= Requirements =
The data below is to be returned in full and exactly.

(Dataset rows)
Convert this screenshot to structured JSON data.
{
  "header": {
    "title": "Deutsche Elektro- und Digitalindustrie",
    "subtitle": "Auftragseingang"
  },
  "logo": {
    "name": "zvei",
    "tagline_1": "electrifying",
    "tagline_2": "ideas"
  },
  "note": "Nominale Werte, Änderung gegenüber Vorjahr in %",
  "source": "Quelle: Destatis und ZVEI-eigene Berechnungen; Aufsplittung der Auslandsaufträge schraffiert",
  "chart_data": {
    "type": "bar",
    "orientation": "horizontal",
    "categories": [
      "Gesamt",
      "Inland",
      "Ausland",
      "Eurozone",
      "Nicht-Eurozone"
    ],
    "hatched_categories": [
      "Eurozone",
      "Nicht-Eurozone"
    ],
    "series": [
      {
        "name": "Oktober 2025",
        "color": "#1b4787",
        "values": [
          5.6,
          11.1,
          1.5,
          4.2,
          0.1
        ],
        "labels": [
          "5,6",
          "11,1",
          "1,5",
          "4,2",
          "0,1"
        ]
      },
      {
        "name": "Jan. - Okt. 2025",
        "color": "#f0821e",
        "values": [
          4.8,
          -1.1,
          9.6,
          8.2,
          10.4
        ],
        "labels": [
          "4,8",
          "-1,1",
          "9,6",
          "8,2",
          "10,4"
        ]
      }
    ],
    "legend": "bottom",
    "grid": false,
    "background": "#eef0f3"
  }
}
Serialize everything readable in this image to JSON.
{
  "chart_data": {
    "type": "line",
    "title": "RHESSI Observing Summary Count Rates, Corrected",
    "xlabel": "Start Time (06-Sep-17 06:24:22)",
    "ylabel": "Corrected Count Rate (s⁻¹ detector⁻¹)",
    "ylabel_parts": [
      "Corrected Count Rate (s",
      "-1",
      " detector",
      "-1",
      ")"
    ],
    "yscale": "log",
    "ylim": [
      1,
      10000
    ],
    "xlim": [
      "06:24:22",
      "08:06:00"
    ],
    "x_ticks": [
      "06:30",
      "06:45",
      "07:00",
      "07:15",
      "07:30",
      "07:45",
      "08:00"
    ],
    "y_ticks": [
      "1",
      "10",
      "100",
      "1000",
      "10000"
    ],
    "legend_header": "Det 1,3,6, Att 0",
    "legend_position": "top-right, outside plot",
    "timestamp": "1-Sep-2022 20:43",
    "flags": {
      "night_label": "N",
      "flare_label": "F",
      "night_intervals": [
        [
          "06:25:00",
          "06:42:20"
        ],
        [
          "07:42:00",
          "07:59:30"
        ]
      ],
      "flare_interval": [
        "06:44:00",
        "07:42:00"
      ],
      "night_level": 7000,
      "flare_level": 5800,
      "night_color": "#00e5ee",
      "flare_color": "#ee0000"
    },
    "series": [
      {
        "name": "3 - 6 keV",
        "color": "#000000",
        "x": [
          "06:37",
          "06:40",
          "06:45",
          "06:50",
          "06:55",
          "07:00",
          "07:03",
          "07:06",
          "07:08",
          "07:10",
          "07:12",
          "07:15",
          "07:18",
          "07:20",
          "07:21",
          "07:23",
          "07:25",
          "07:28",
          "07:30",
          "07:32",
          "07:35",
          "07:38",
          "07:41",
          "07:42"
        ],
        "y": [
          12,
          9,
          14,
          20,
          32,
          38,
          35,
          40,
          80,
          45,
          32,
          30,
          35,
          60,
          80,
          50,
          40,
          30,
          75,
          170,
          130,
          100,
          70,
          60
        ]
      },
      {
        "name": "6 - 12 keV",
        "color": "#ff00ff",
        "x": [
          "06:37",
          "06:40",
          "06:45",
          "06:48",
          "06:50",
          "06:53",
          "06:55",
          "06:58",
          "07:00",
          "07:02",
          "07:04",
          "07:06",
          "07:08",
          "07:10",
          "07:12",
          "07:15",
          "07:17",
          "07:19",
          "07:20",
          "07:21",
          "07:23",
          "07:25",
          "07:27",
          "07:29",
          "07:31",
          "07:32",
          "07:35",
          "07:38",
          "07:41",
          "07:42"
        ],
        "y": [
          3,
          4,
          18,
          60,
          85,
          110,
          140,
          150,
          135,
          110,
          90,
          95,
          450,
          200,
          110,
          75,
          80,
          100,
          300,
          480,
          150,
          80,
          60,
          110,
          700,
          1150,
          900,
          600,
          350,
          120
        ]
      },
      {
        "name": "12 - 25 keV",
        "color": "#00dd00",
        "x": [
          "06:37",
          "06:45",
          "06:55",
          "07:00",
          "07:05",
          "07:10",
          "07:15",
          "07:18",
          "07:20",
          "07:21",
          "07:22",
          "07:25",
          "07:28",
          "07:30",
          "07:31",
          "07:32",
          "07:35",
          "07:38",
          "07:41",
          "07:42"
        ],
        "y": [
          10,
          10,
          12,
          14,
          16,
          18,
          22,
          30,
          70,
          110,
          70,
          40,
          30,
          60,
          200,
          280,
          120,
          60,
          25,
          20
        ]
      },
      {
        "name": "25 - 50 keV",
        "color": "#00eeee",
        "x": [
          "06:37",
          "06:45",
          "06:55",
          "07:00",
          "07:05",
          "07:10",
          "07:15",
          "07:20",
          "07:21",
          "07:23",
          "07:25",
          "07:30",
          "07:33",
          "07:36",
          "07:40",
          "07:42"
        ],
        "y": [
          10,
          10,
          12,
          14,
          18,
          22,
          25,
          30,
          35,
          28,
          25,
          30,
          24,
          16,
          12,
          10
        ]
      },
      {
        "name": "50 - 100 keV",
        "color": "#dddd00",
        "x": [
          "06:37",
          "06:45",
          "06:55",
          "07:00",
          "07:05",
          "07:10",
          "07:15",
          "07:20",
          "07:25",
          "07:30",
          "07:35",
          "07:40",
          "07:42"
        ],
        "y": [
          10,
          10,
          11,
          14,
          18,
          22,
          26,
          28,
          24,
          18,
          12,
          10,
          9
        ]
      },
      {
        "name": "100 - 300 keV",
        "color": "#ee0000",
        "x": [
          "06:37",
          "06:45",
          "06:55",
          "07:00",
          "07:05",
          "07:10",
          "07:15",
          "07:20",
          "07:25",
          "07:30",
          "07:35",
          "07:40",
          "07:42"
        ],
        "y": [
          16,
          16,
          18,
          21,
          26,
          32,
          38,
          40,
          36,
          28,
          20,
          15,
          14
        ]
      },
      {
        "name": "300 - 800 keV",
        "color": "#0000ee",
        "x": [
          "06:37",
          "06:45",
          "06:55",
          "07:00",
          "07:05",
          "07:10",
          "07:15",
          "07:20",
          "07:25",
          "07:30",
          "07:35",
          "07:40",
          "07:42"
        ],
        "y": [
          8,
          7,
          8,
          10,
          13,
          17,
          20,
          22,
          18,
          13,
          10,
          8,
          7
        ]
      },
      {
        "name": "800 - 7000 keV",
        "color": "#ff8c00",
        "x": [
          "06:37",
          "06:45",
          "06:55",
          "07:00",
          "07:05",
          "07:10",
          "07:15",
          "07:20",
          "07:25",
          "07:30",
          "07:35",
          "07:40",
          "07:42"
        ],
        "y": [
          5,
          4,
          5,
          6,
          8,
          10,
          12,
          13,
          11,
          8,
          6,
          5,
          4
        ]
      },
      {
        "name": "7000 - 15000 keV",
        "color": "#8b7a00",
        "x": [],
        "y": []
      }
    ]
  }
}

= Solution to the problem =
Convert this screenshot to structured JSON data.
{
  "header": {
    "title": "Deutsche Elektro- und Digitalindustrie",
    "subtitle": "Auftragseingang"
  },
  "logo": {
    "name": "zvei",
    "tagline_1": "electrifying",
    "tagline_2": "ideas"
  },
  "note": "Nominale Werte, Änderung gegenüber Vorjahr in %",
  "source": "Quelle: Destatis und ZVEI-eigene Berechnungen; Aufsplittung der Auslandsaufträge schraffiert",
  "chart_data": {
    "type": "bar",
    "orientation": "horizontal",
    "categories": [
      "Gesamt",
      "Inland",
      "Ausland",
      "Eurozone",
      "Nicht-Eurozone"
    ],
    "hatched_categories": [
      "Eurozone",
      "Nicht-Eurozone"
    ],
    "series": [
      {
        "name": "Oktober 2025",
        "color": "#1b4787",
        "values": [
          5.6,
          11.1,
          1.5,
          4.2,
          0.1
        ],
        "labels": [
          "5,6",
          "11,1",
          "1,5",
          "4,2",
          "0,1"
        ]
      },
      {
        "name": "Jan. - Okt. 2025",
        "color": "#f0821e",
        "values": [
          4.8,
          -1.1,
          9.6,
          8.2,
          10.4
        ],
        "labels": [
          "4,8",
          "-1,1",
          "9,6",
          "8,2",
          "10,4"
        ]
      }
    ],
    "legend": "bottom",
    "grid": false,
    "background": "#eef0f3"
  }
}
Serialize everything readable in this image to JSON.
{
  "chart_data": {
    "type": "line",
    "title": "RHESSI Observing Summary Count Rates, Corrected",
    "xlabel": "Start Time (06-Sep-17 06:24:22)",
    "ylabel": "Corrected Count Rate (s⁻¹ detector⁻¹)",
    "ylabel_parts": [
      "Corrected Count Rate (s",
      "-1",
      " detector",
      "-1",
      ")"
    ],
    "yscale": "log",
    "ylim": [
      1,
      10000
    ],
    "xlim": [
      "06:24:22",
      "08:06:00"
    ],
    "x_ticks": [
      "06:30",
      "06:45",
      "07:00",
      "07:15",
      "07:30",
      "07:45",
      "08:00"
    ],
    "y_ticks": [
      "1",
      "10",
      "100",
      "1000",
      "10000"
    ],
    "legend_header": "Det 1,3,6, Att 0",
    "legend_position": "top-right, outside plot",
    "timestamp": "1-Sep-2022 20:43",
    "flags": {
      "night_label": "N",
      "flare_label": "F",
      "night_intervals": [
        [
          "06:25:00",
          "06:42:20"
        ],
        [
          "07:42:00",
          "07:59:30"
        ]
      ],
      "flare_interval": [
        "06:44:00",
        "07:42:00"
      ],
      "night_level": 7000,
      "flare_level": 5800,
      "night_color": "#00e5ee",
      "flare_color": "#ee0000"
    },
    "series": [
      {
        "name": "3 - 6 keV",
        "color": "#000000",
        "x": [
          "06:37",
          "06:40",
          "06:45",
          "06:50",
          "06:55",
          "07:00",
          "07:03",
          "07:06",
          "07:08",
          "07:10",
          "07:12",
          "07:15",
          "07:18",
          "07:20",
          "07:21",
          "07:23",
          "07:25",
          "07:28",
          "07:30",
          "07:32",
          "07:35",
          "07:38",
          "07:41",
          "07:42"
        ],
        "y": [
          12,
          9,
          14,
          20,
          32,
          38,
          35,
          40,
          80,
          45,
          32,
          30,
          35,
          60,
          80,
          50,
          40,
          30,
          75,
          170,
          130,
          100,
          70,
          60
        ]
      },
      {
        "name": "6 - 12 keV",
        "color": "#ff00ff",
        "x": [
          "06:37",
          "06:40",
          "06:45",
          "06:48",
          "06:50",
          "06:53",
          "06:55",
          "06:58",
          "07:00",
          "07:02",
          "07:04",
          "07:06",
          "07:08",
          "07:10",
          "07:12",
          "07:15",
          "07:17",
          "07:19",
          "07:20",
          "07:21",
          "07:23",
          "07:25",
          "07:27",
          "07:29",
          "07:31",
          "07:32",
          "07:35",
          "07:38",
          "07:41",
          "07:42"
        ],
        "y": [
          3,
          4,
          18,
          60,
          85,
          110,
          140,
          150,
          135,
          110,
          90,
          95,
          450,
          200,
          110,
          75,
          80,
          100,
          300,
          480,
          150,
          80,
          60,
          110,
          700,
          1150,
          900,
          600,
          350,
          120
        ]
      },
      {
        "name": "12 - 25 keV",
        "color": "#00dd00",
        "x": [
          "06:37",
          "06:45",
          "06:55",
          "07:00",
          "07:05",
          "07:10",
          "07:15",
          "07:18",
          "07:20",
          "07:21",
          "07:22",
          "07:25",
          "07:28",
          "07:30",
          "07:31",
          "07:32",
          "07:35",
          "07:38",
          "07:41",
          "07:42"
        ],
        "y": [
          10,
          10,
          12,
          14,
          16,
          18,
          22,
          30,
          70,
          110,
          70,
          40,
          30,
          60,
          200,
          280,
          120,
          60,
          25,
          20
        ]
      },
      {
        "name": "25 - 50 keV",
        "color": "#00eeee",
        "x": [
          "06:37",
          "06:45",
          "06:55",
          "07:00",
          "07:05",
          "07:10",
          "07:15",
          "07:20",
          "07:21",
          "07:23",
          "07:25",
          "07:30",
          "07:33",
          "07:36",
          "07:40",
          "07:42"
        ],
        "y": [
          10,
          10,
          12,
          14,
          18,
          22,
          25,
          30,
          35,
          28,
          25,
          30,
          24,
          16,
          12,
          10
        ]
      },
      {
        "name": "50 - 100 keV",
        "color": "#dddd00",
        "x": [
          "06:37",
          "06:45",
          "06:55",
          "07:00",
          "07:05",
          "07:10",
          "07:15",
          "07:20",
          "07:25",
          "07:30",
          "07:35",
          "07:40",
          "07:42"
        ],
        "y": [
          10,
          10,
          11,
          14,
          18,
          22,
          26,
          28,
          24,
          18,
          12,
          10,
          9
        ]
      },
      {
        "name": "100 - 300 keV",
        "color": "#ee0000",
        "x": [
          "06:37",
          "06:45",
          "06:55",
          "07:00",
          "07:05",
          "07:10",
          "07:15",
          "07:20",
          "07:25",
          "07:30",
          "07:35",
          "07:40",
          "07:42"
        ],
        "y": [
          16,
          16,
          18,
          21,
          26,
          32,
          38,
          40,
          36,
          28,
          20,
          15,
          14
        ]
      },
      {
        "name": "300 - 800 keV",
        "color": "#0000ee",
        "x": [
          "06:37",
          "06:45",
          "06:55",
          "07:00",
          "07:05",
          "07:10",
          "07:15",
          "07:20",
          "07:25",
          "07:30",
          "07:35",
          "07:40",
          "07:42"
        ],
        "y": [
          8,
          7,
          8,
          10,
          13,
          17,
          20,
          22,
          18,
          13,
          10,
          8,
          7
        ]
      },
      {
        "name": "800 - 7000 keV",
        "color": "#ff8c00",
        "x": [
          "06:37",
          "06:45",
          "06:55",
          "07:00",
          "07:05",
          "07:10",
          "07:15",
          "07:20",
          "07:25",
          "07:30",
          "07:35",
          "07:40",
          "07:42"
        ],
        "y": [
          5,
          4,
          5,
          6,
          8,
          10,
          12,
          13,
          11,
          8,
          6,
          5,
          4
        ]
      },
      {
        "name": "7000 - 15000 keV",
        "color": "#8b7a00",
        "x": [],
        "y": []
      }
    ]
  }
}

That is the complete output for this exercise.